Figure contents as structured data:
- - -
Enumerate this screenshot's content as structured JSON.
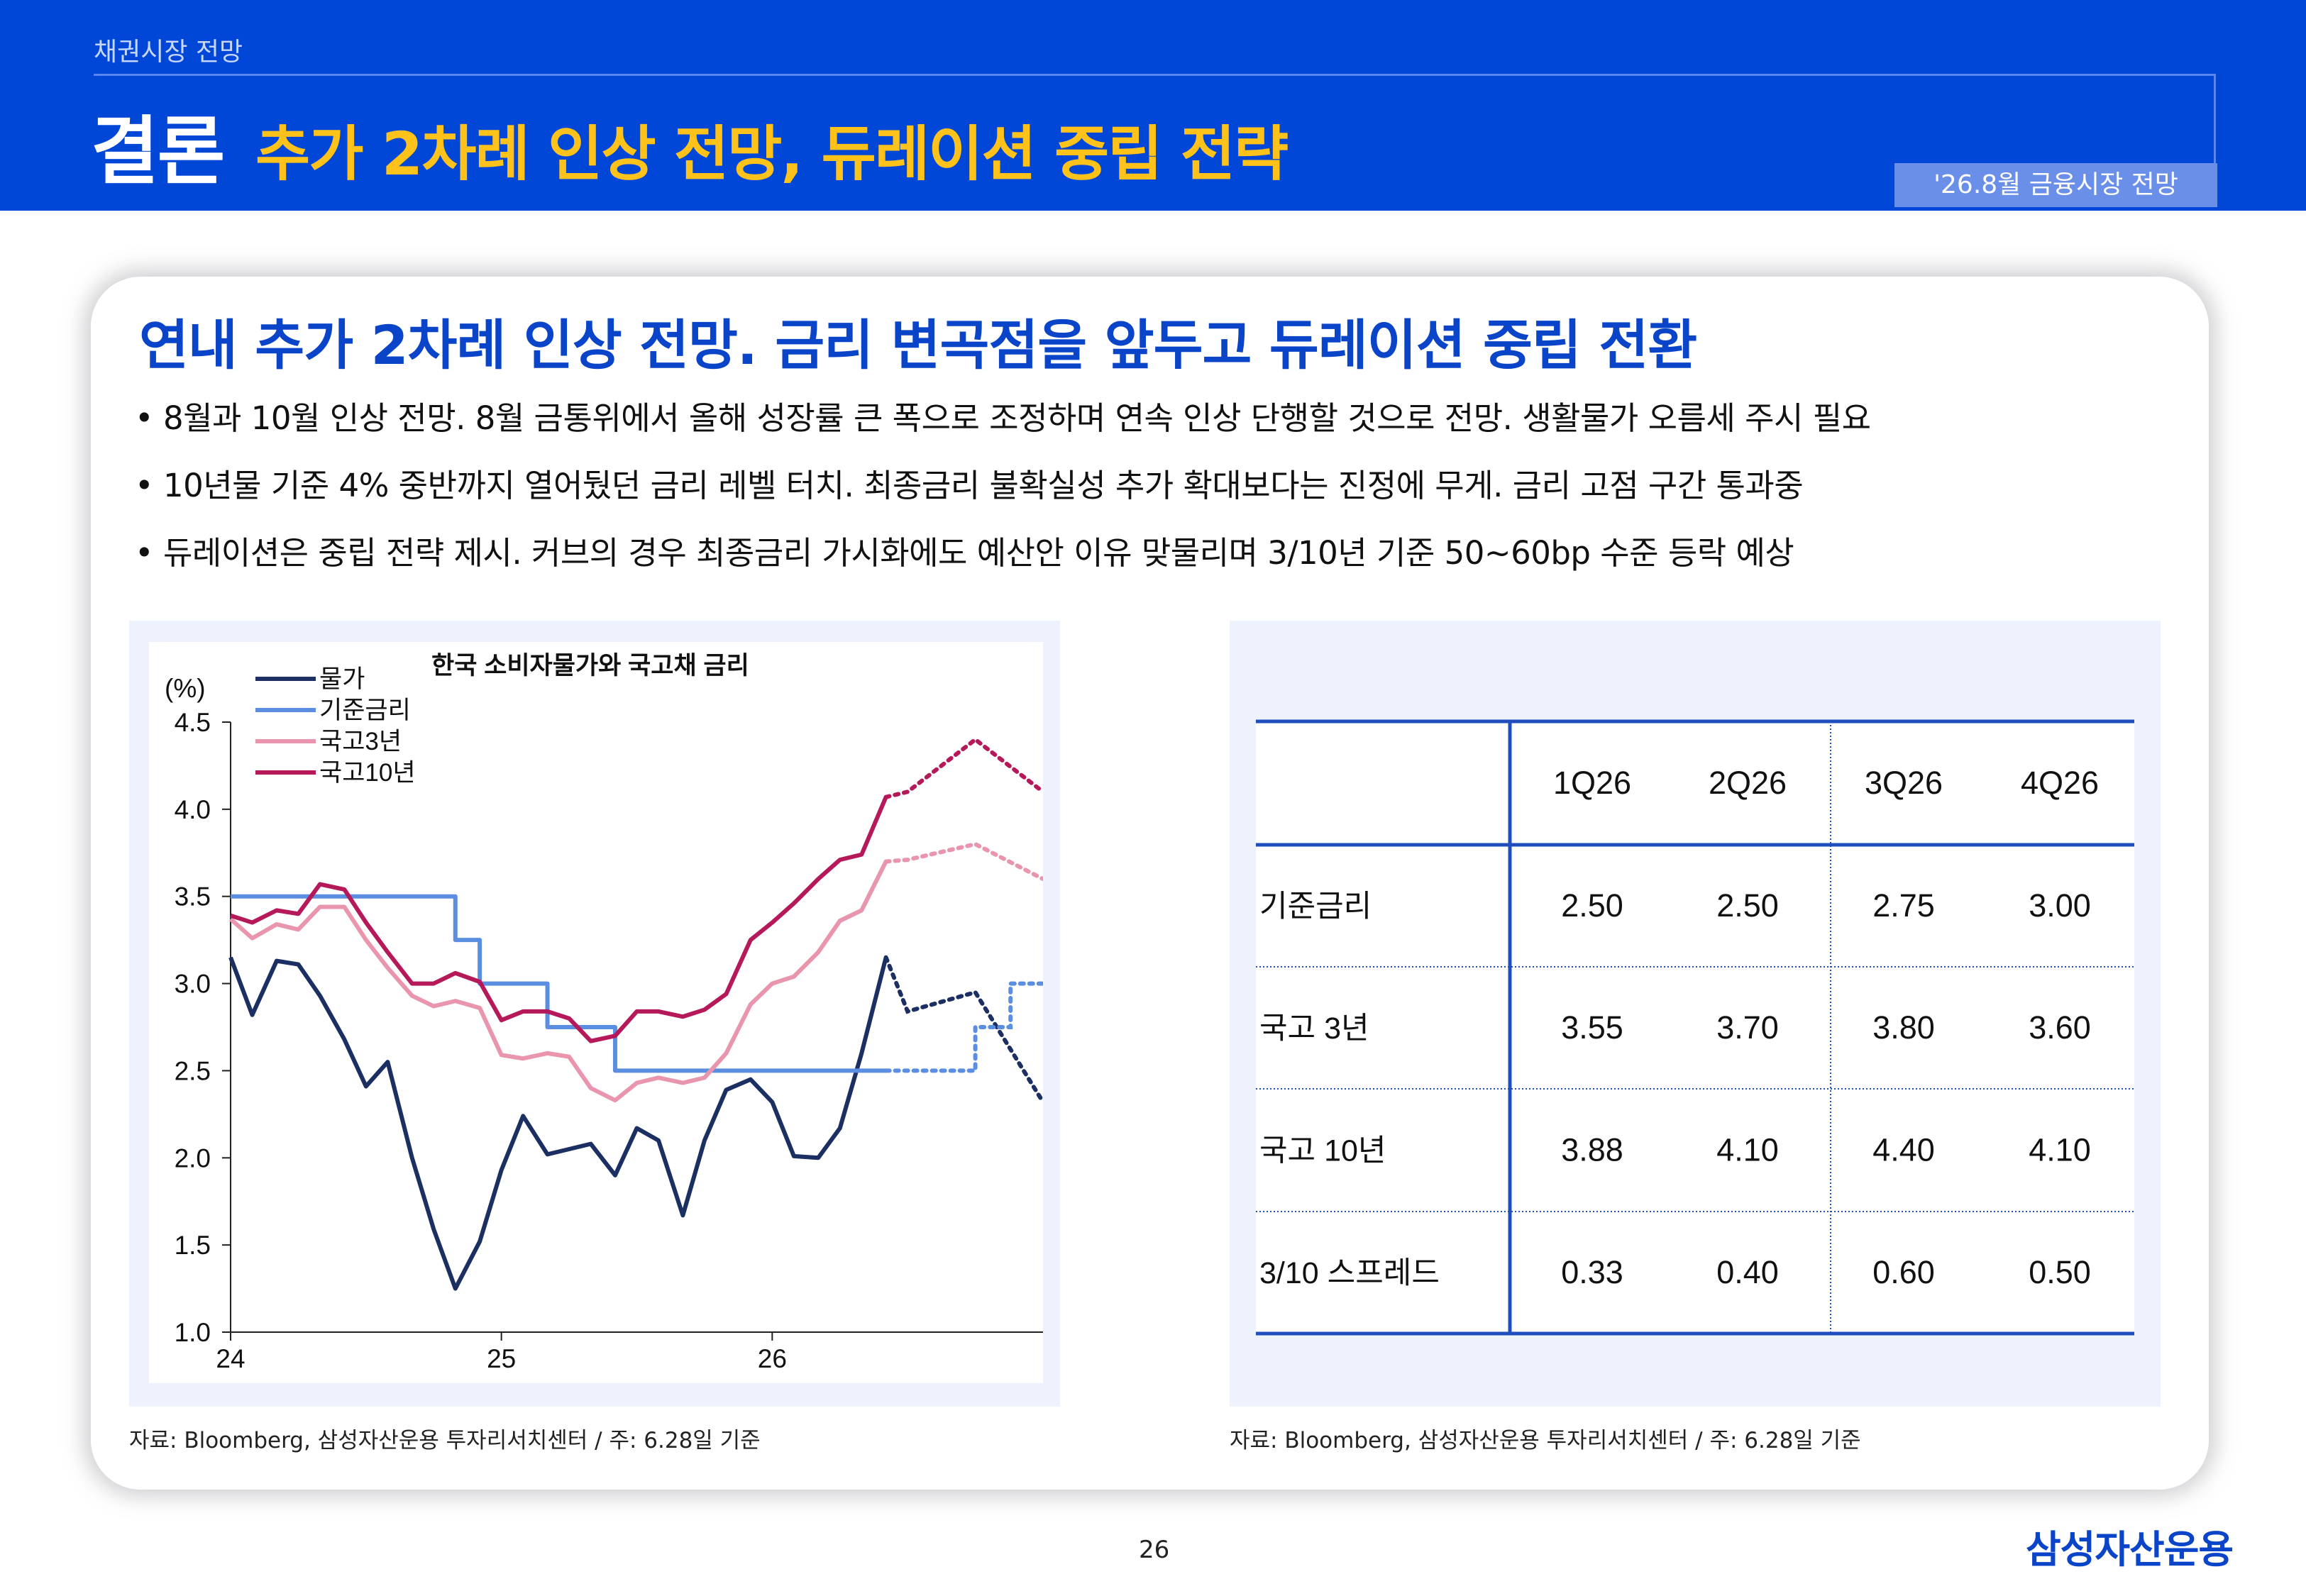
{
  "header": {
    "section": "채권시장 전망",
    "title_main": "결론",
    "title_sub": "추가 2차례 인상 전망, 듀레이션 중립 전략",
    "date_tag": "'26.8월 금융시장 전망"
  },
  "headline": "연내 추가 2차례 인상 전망. 금리 변곡점을 앞두고 듀레이션 중립 전환",
  "bullets": [
    "8월과 10월 인상 전망. 8월 금통위에서 올해 성장률 큰 폭으로 조정하며 연속 인상 단행할 것으로 전망. 생활물가 오름세 주시 필요",
    "10년물 기준 4% 중반까지 열어뒀던 금리 레벨 터치. 최종금리 불확실성 추가 확대보다는 진정에 무게. 금리 고점 구간 통과중",
    "듀레이션은 중립 전략 제시. 커브의 경우 최종금리 가시화에도 예산안 이유 맞물리며 3/10년 기준 50~60bp 수준 등락 예상"
  ],
  "bullet_symbol": "•",
  "chart_data": {
    "type": "line",
    "title": "한국 소비자물가와 국고채 금리",
    "ylabel": "(%)",
    "ylim": [
      1.0,
      4.5
    ],
    "yticks": [
      "1.0",
      "1.5",
      "2.0",
      "2.5",
      "3.0",
      "3.5",
      "4.0",
      "4.5"
    ],
    "xlim": [
      24.0,
      27.0
    ],
    "xticks": [
      {
        "value": 24,
        "label": "24"
      },
      {
        "value": 25,
        "label": "25"
      },
      {
        "value": 26,
        "label": "26"
      }
    ],
    "legend_position": "top-left",
    "series": [
      {
        "name": "물가",
        "color": "#1b2f63",
        "points": [
          [
            24.0,
            3.15
          ],
          [
            24.08,
            2.82
          ],
          [
            24.17,
            3.13
          ],
          [
            24.25,
            3.11
          ],
          [
            24.33,
            2.93
          ],
          [
            24.42,
            2.68
          ],
          [
            24.5,
            2.41
          ],
          [
            24.58,
            2.55
          ],
          [
            24.67,
            2.0
          ],
          [
            24.75,
            1.59
          ],
          [
            24.83,
            1.25
          ],
          [
            24.92,
            1.52
          ],
          [
            25.0,
            1.93
          ],
          [
            25.08,
            2.24
          ],
          [
            25.17,
            2.02
          ],
          [
            25.25,
            2.05
          ],
          [
            25.33,
            2.08
          ],
          [
            25.42,
            1.9
          ],
          [
            25.5,
            2.17
          ],
          [
            25.58,
            2.1
          ],
          [
            25.67,
            1.67
          ],
          [
            25.75,
            2.1
          ],
          [
            25.83,
            2.39
          ],
          [
            25.92,
            2.45
          ],
          [
            26.0,
            2.32
          ],
          [
            26.08,
            2.01
          ],
          [
            26.17,
            2.0
          ],
          [
            26.25,
            2.17
          ],
          [
            26.33,
            2.6
          ],
          [
            26.42,
            3.15
          ]
        ],
        "forecast": [
          [
            26.42,
            3.15
          ],
          [
            26.5,
            2.84
          ],
          [
            26.75,
            2.95
          ],
          [
            27.0,
            2.32
          ]
        ]
      },
      {
        "name": "기준금리",
        "color": "#5b8ee0",
        "points": [
          [
            24.0,
            3.5
          ],
          [
            24.83,
            3.5
          ],
          [
            24.83,
            3.25
          ],
          [
            24.92,
            3.25
          ],
          [
            24.92,
            3.0
          ],
          [
            25.17,
            3.0
          ],
          [
            25.17,
            2.75
          ],
          [
            25.42,
            2.75
          ],
          [
            25.42,
            2.5
          ],
          [
            26.42,
            2.5
          ]
        ],
        "forecast": [
          [
            26.42,
            2.5
          ],
          [
            26.75,
            2.5
          ],
          [
            26.75,
            2.75
          ],
          [
            26.88,
            2.75
          ],
          [
            26.88,
            3.0
          ],
          [
            27.0,
            3.0
          ]
        ]
      },
      {
        "name": "국고3년",
        "color": "#e895ad",
        "points": [
          [
            24.0,
            3.37
          ],
          [
            24.08,
            3.26
          ],
          [
            24.17,
            3.34
          ],
          [
            24.25,
            3.31
          ],
          [
            24.33,
            3.44
          ],
          [
            24.42,
            3.44
          ],
          [
            24.5,
            3.25
          ],
          [
            24.58,
            3.09
          ],
          [
            24.67,
            2.93
          ],
          [
            24.75,
            2.87
          ],
          [
            24.83,
            2.9
          ],
          [
            24.92,
            2.86
          ],
          [
            25.0,
            2.59
          ],
          [
            25.08,
            2.57
          ],
          [
            25.17,
            2.6
          ],
          [
            25.25,
            2.58
          ],
          [
            25.33,
            2.4
          ],
          [
            25.42,
            2.33
          ],
          [
            25.5,
            2.43
          ],
          [
            25.58,
            2.46
          ],
          [
            25.67,
            2.43
          ],
          [
            25.75,
            2.46
          ],
          [
            25.83,
            2.6
          ],
          [
            25.92,
            2.88
          ],
          [
            26.0,
            3.0
          ],
          [
            26.08,
            3.04
          ],
          [
            26.17,
            3.18
          ],
          [
            26.25,
            3.36
          ],
          [
            26.33,
            3.42
          ],
          [
            26.42,
            3.7
          ]
        ],
        "forecast": [
          [
            26.42,
            3.7
          ],
          [
            26.5,
            3.71
          ],
          [
            26.75,
            3.8
          ],
          [
            27.0,
            3.6
          ]
        ]
      },
      {
        "name": "국고10년",
        "color": "#b5195a",
        "points": [
          [
            24.0,
            3.39
          ],
          [
            24.08,
            3.35
          ],
          [
            24.17,
            3.42
          ],
          [
            24.25,
            3.4
          ],
          [
            24.33,
            3.57
          ],
          [
            24.42,
            3.54
          ],
          [
            24.5,
            3.35
          ],
          [
            24.58,
            3.18
          ],
          [
            24.67,
            3.0
          ],
          [
            24.75,
            3.0
          ],
          [
            24.83,
            3.06
          ],
          [
            24.92,
            3.01
          ],
          [
            25.0,
            2.79
          ],
          [
            25.08,
            2.84
          ],
          [
            25.17,
            2.84
          ],
          [
            25.25,
            2.8
          ],
          [
            25.33,
            2.67
          ],
          [
            25.42,
            2.7
          ],
          [
            25.5,
            2.84
          ],
          [
            25.58,
            2.84
          ],
          [
            25.67,
            2.81
          ],
          [
            25.75,
            2.85
          ],
          [
            25.83,
            2.94
          ],
          [
            25.92,
            3.25
          ],
          [
            26.0,
            3.35
          ],
          [
            26.08,
            3.46
          ],
          [
            26.17,
            3.6
          ],
          [
            26.25,
            3.71
          ],
          [
            26.33,
            3.74
          ],
          [
            26.42,
            4.07
          ]
        ],
        "forecast": [
          [
            26.42,
            4.07
          ],
          [
            26.5,
            4.1
          ],
          [
            26.75,
            4.4
          ],
          [
            27.0,
            4.1
          ]
        ]
      }
    ]
  },
  "table": {
    "columns": [
      "",
      "1Q26",
      "2Q26",
      "3Q26",
      "4Q26"
    ],
    "rows": [
      {
        "label": "기준금리",
        "values": [
          "2.50",
          "2.50",
          "2.75",
          "3.00"
        ]
      },
      {
        "label": "국고 3년",
        "values": [
          "3.55",
          "3.70",
          "3.80",
          "3.60"
        ]
      },
      {
        "label": "국고 10년",
        "values": [
          "3.88",
          "4.10",
          "4.40",
          "4.10"
        ]
      },
      {
        "label": "3/10 스프레드",
        "values": [
          "0.33",
          "0.40",
          "0.60",
          "0.50"
        ]
      }
    ],
    "border_color": "#1f4fbf"
  },
  "source_left": "자료: Bloomberg, 삼성자산운용 투자리서치센터 / 주: 6.28일 기준",
  "source_right": "자료: Bloomberg, 삼성자산운용 투자리서치센터 / 주: 6.28일 기준",
  "page_number": "26",
  "brand": "삼성자산운용"
}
- - -
** STATED PROBLEM **
Output every entry exactly as given; pictures are not part of the copy.

** PROBLEM SOLUTION **
Enumerate this screenshot's content as structured JSON.
{
  "header": {
    "section": "채권시장 전망",
    "title_main": "결론",
    "title_sub": "추가 2차례 인상 전망, 듀레이션 중립 전략",
    "date_tag": "'26.8월 금융시장 전망"
  },
  "headline": "연내 추가 2차례 인상 전망. 금리 변곡점을 앞두고 듀레이션 중립 전환",
  "bullets": [
    "8월과 10월 인상 전망. 8월 금통위에서 올해 성장률 큰 폭으로 조정하며 연속 인상 단행할 것으로 전망. 생활물가 오름세 주시 필요",
    "10년물 기준 4% 중반까지 열어뒀던 금리 레벨 터치. 최종금리 불확실성 추가 확대보다는 진정에 무게. 금리 고점 구간 통과중",
    "듀레이션은 중립 전략 제시. 커브의 경우 최종금리 가시화에도 예산안 이유 맞물리며 3/10년 기준 50~60bp 수준 등락 예상"
  ],
  "bullet_symbol": "•",
  "chart_data": {
    "type": "line",
    "title": "한국 소비자물가와 국고채 금리",
    "ylabel": "(%)",
    "ylim": [
      1.0,
      4.5
    ],
    "yticks": [
      "1.0",
      "1.5",
      "2.0",
      "2.5",
      "3.0",
      "3.5",
      "4.0",
      "4.5"
    ],
    "xlim": [
      24.0,
      27.0
    ],
    "xticks": [
      {
        "value": 24,
        "label": "24"
      },
      {
        "value": 25,
        "label": "25"
      },
      {
        "value": 26,
        "label": "26"
      }
    ],
    "legend_position": "top-left",
    "series": [
      {
        "name": "물가",
        "color": "#1b2f63",
        "points": [
          [
            24.0,
            3.15
          ],
          [
            24.08,
            2.82
          ],
          [
            24.17,
            3.13
          ],
          [
            24.25,
            3.11
          ],
          [
            24.33,
            2.93
          ],
          [
            24.42,
            2.68
          ],
          [
            24.5,
            2.41
          ],
          [
            24.58,
            2.55
          ],
          [
            24.67,
            2.0
          ],
          [
            24.75,
            1.59
          ],
          [
            24.83,
            1.25
          ],
          [
            24.92,
            1.52
          ],
          [
            25.0,
            1.93
          ],
          [
            25.08,
            2.24
          ],
          [
            25.17,
            2.02
          ],
          [
            25.25,
            2.05
          ],
          [
            25.33,
            2.08
          ],
          [
            25.42,
            1.9
          ],
          [
            25.5,
            2.17
          ],
          [
            25.58,
            2.1
          ],
          [
            25.67,
            1.67
          ],
          [
            25.75,
            2.1
          ],
          [
            25.83,
            2.39
          ],
          [
            25.92,
            2.45
          ],
          [
            26.0,
            2.32
          ],
          [
            26.08,
            2.01
          ],
          [
            26.17,
            2.0
          ],
          [
            26.25,
            2.17
          ],
          [
            26.33,
            2.6
          ],
          [
            26.42,
            3.15
          ]
        ],
        "forecast": [
          [
            26.42,
            3.15
          ],
          [
            26.5,
            2.84
          ],
          [
            26.75,
            2.95
          ],
          [
            27.0,
            2.32
          ]
        ]
      },
      {
        "name": "기준금리",
        "color": "#5b8ee0",
        "points": [
          [
            24.0,
            3.5
          ],
          [
            24.83,
            3.5
          ],
          [
            24.83,
            3.25
          ],
          [
            24.92,
            3.25
          ],
          [
            24.92,
            3.0
          ],
          [
            25.17,
            3.0
          ],
          [
            25.17,
            2.75
          ],
          [
            25.42,
            2.75
          ],
          [
            25.42,
            2.5
          ],
          [
            26.42,
            2.5
          ]
        ],
        "forecast": [
          [
            26.42,
            2.5
          ],
          [
            26.75,
            2.5
          ],
          [
            26.75,
            2.75
          ],
          [
            26.88,
            2.75
          ],
          [
            26.88,
            3.0
          ],
          [
            27.0,
            3.0
          ]
        ]
      },
      {
        "name": "국고3년",
        "color": "#e895ad",
        "points": [
          [
            24.0,
            3.37
          ],
          [
            24.08,
            3.26
          ],
          [
            24.17,
            3.34
          ],
          [
            24.25,
            3.31
          ],
          [
            24.33,
            3.44
          ],
          [
            24.42,
            3.44
          ],
          [
            24.5,
            3.25
          ],
          [
            24.58,
            3.09
          ],
          [
            24.67,
            2.93
          ],
          [
            24.75,
            2.87
          ],
          [
            24.83,
            2.9
          ],
          [
            24.92,
            2.86
          ],
          [
            25.0,
            2.59
          ],
          [
            25.08,
            2.57
          ],
          [
            25.17,
            2.6
          ],
          [
            25.25,
            2.58
          ],
          [
            25.33,
            2.4
          ],
          [
            25.42,
            2.33
          ],
          [
            25.5,
            2.43
          ],
          [
            25.58,
            2.46
          ],
          [
            25.67,
            2.43
          ],
          [
            25.75,
            2.46
          ],
          [
            25.83,
            2.6
          ],
          [
            25.92,
            2.88
          ],
          [
            26.0,
            3.0
          ],
          [
            26.08,
            3.04
          ],
          [
            26.17,
            3.18
          ],
          [
            26.25,
            3.36
          ],
          [
            26.33,
            3.42
          ],
          [
            26.42,
            3.7
          ]
        ],
        "forecast": [
          [
            26.42,
            3.7
          ],
          [
            26.5,
            3.71
          ],
          [
            26.75,
            3.8
          ],
          [
            27.0,
            3.6
          ]
        ]
      },
      {
        "name": "국고10년",
        "color": "#b5195a",
        "points": [
          [
            24.0,
            3.39
          ],
          [
            24.08,
            3.35
          ],
          [
            24.17,
            3.42
          ],
          [
            24.25,
            3.4
          ],
          [
            24.33,
            3.57
          ],
          [
            24.42,
            3.54
          ],
          [
            24.5,
            3.35
          ],
          [
            24.58,
            3.18
          ],
          [
            24.67,
            3.0
          ],
          [
            24.75,
            3.0
          ],
          [
            24.83,
            3.06
          ],
          [
            24.92,
            3.01
          ],
          [
            25.0,
            2.79
          ],
          [
            25.08,
            2.84
          ],
          [
            25.17,
            2.84
          ],
          [
            25.25,
            2.8
          ],
          [
            25.33,
            2.67
          ],
          [
            25.42,
            2.7
          ],
          [
            25.5,
            2.84
          ],
          [
            25.58,
            2.84
          ],
          [
            25.67,
            2.81
          ],
          [
            25.75,
            2.85
          ],
          [
            25.83,
            2.94
          ],
          [
            25.92,
            3.25
          ],
          [
            26.0,
            3.35
          ],
          [
            26.08,
            3.46
          ],
          [
            26.17,
            3.6
          ],
          [
            26.25,
            3.71
          ],
          [
            26.33,
            3.74
          ],
          [
            26.42,
            4.07
          ]
        ],
        "forecast": [
          [
            26.42,
            4.07
          ],
          [
            26.5,
            4.1
          ],
          [
            26.75,
            4.4
          ],
          [
            27.0,
            4.1
          ]
        ]
      }
    ]
  },
  "table": {
    "columns": [
      "",
      "1Q26",
      "2Q26",
      "3Q26",
      "4Q26"
    ],
    "rows": [
      {
        "label": "기준금리",
        "values": [
          "2.50",
          "2.50",
          "2.75",
          "3.00"
        ]
      },
      {
        "label": "국고 3년",
        "values": [
          "3.55",
          "3.70",
          "3.80",
          "3.60"
        ]
      },
      {
        "label": "국고 10년",
        "values": [
          "3.88",
          "4.10",
          "4.40",
          "4.10"
        ]
      },
      {
        "label": "3/10 스프레드",
        "values": [
          "0.33",
          "0.40",
          "0.60",
          "0.50"
        ]
      }
    ],
    "border_color": "#1f4fbf"
  },
  "source_left": "자료: Bloomberg, 삼성자산운용 투자리서치센터 / 주: 6.28일 기준",
  "source_right": "자료: Bloomberg, 삼성자산운용 투자리서치센터 / 주: 6.28일 기준",
  "page_number": "26",
  "brand": "삼성자산운용"
}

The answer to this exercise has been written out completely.